Избранный отрывок:
Голова Гермеса на статерах Филиппа искажалась от «упадка» к «упадку», – в результате этого искажения получилась голова льва.
На просторах Европы, от одного её края до другого, варвары будут пытаться перевоссоздать Гермеса, согласно собственным законам, пока им это не удастся или пока не исчезнет лицо.
В этом последнем случае монета принимает двусмысленно модернистский вид. Чеканщика завораживает круглая поверхность, – он начинает покрывать её абстрактными линиями, подобно современному художнику, которого околдовывает прямоугольник его полотна. На смену рисункам атребатов[135], чья абстракция оживляется движением, сходным с движением Андре Массона[136], в Англии и в районе Соммы появляются статические композиции немыслимой структуры, тем более удивительные, что монета не принадлежит искусству, творимому в одиночестве (как негритянское искусство)… Нумизмат, а не скульптор, может увидеть знаки, но нигде нет более ни глаза, ни носа; вместо них – угрожающий серп, а внизу – впадина кольца, противостоящая полноте шара.

Задания:
• A. Ответьте на вопросы по отрывку о варварских монетах:
(i) Во что превратилась голова Гермеса на статерах Филиппа в результате искажения?
(ii) С движением какого художника сравнивается движение в рисунках атребатов?
(iii) Что появляется на монете вместо глаза и носа?
• B. Напишите продолжение отрывка о варварских монетах, начиная после его последнего предложения.

Строки данных:
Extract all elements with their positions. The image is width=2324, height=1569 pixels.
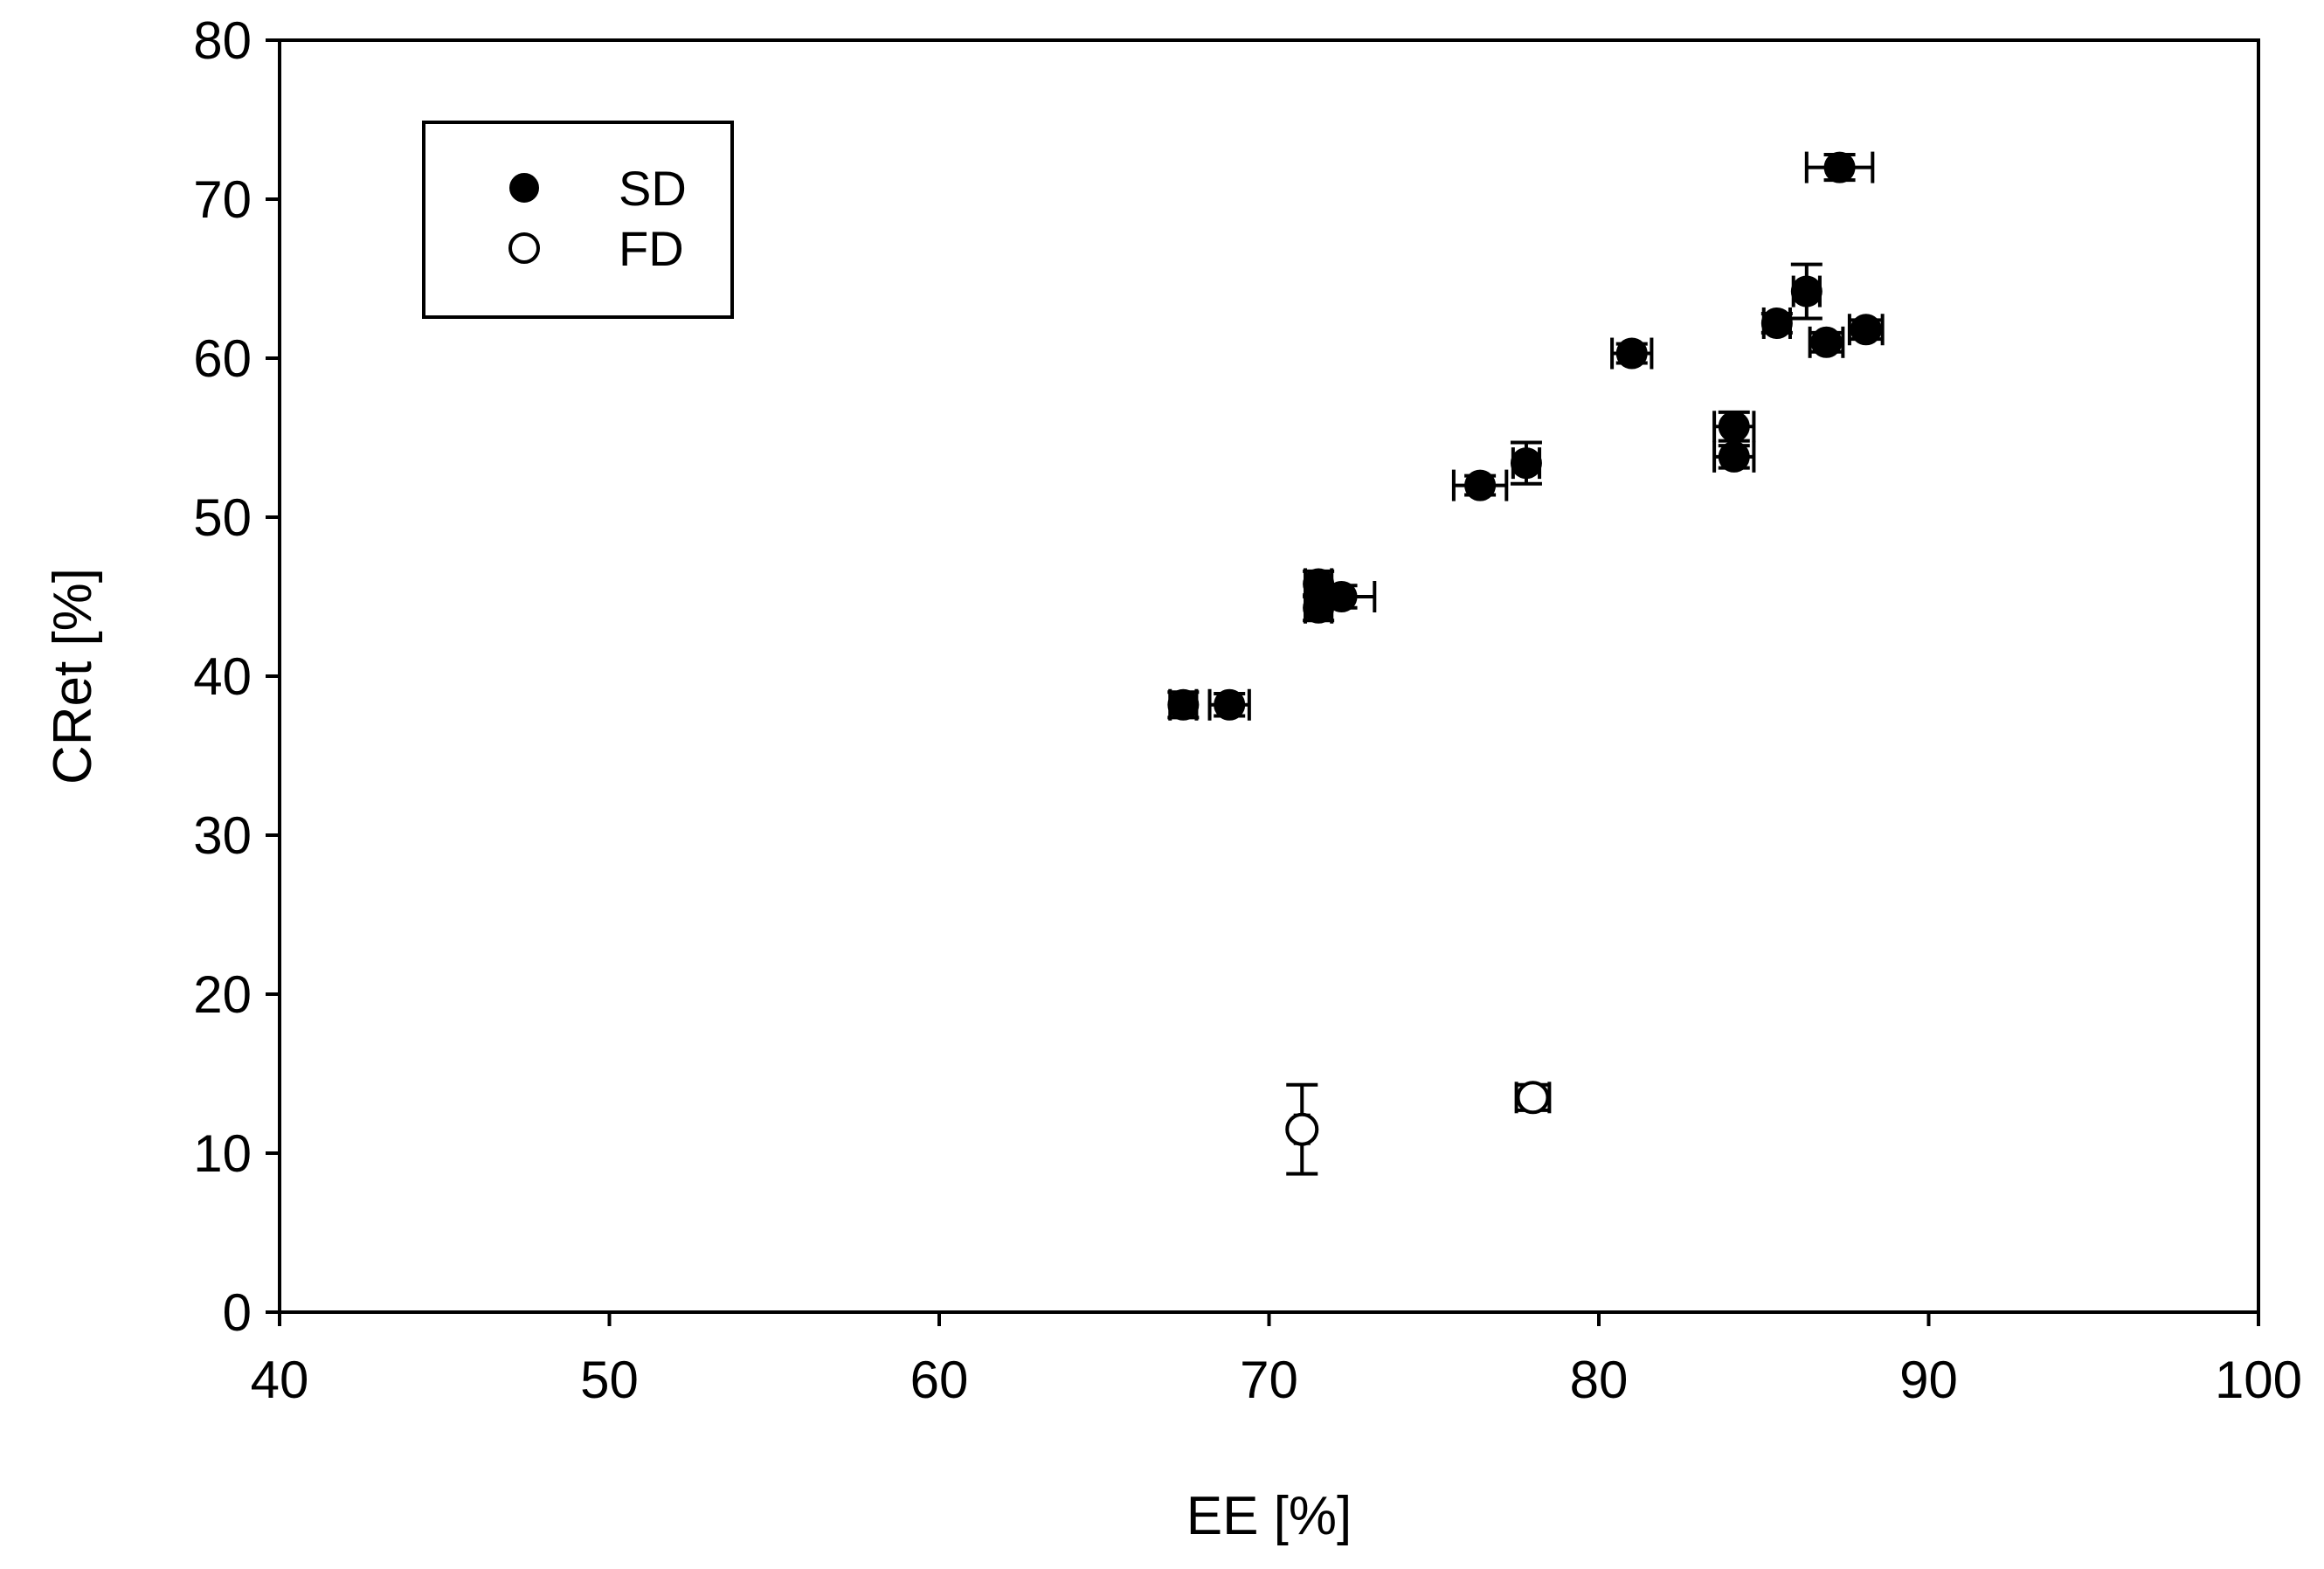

Ответы к заданиям:
• A.
(i) В голову льва.
(ii) С движением Андре Массона.
(iii) Угрожающий серп.

• B.
Один из постоянных мотивов реверса этих монет – крылатый конь. И люди древних цивилизаций, и варвары приходили к согласию скорее в отношении коня, чем в отношении человека: Александр и Верцингеторикс, кроме всего прочего, оба были предводителями конницы. В Аквитании лошадь становится геометрической фигурой, которая, однако, не ограничивается геометрией; иногда её изогнутое туловище сопрягается с передней ногой и тем, что обозначает голову всадника (заменившую крыло), в то время как тело последнего, задние лапы и хвост лошади – прямые линии, гриву образуют варварские шарики. У лемовицев[137]лошадь сродни своему фантастическому всаднику; её находят и у паризиев, с крыльями и без всадника, рассыпавшегося на этот раз на арабески в духе почти орнаментального искусства, которое словно сближается с персидским фаянсом.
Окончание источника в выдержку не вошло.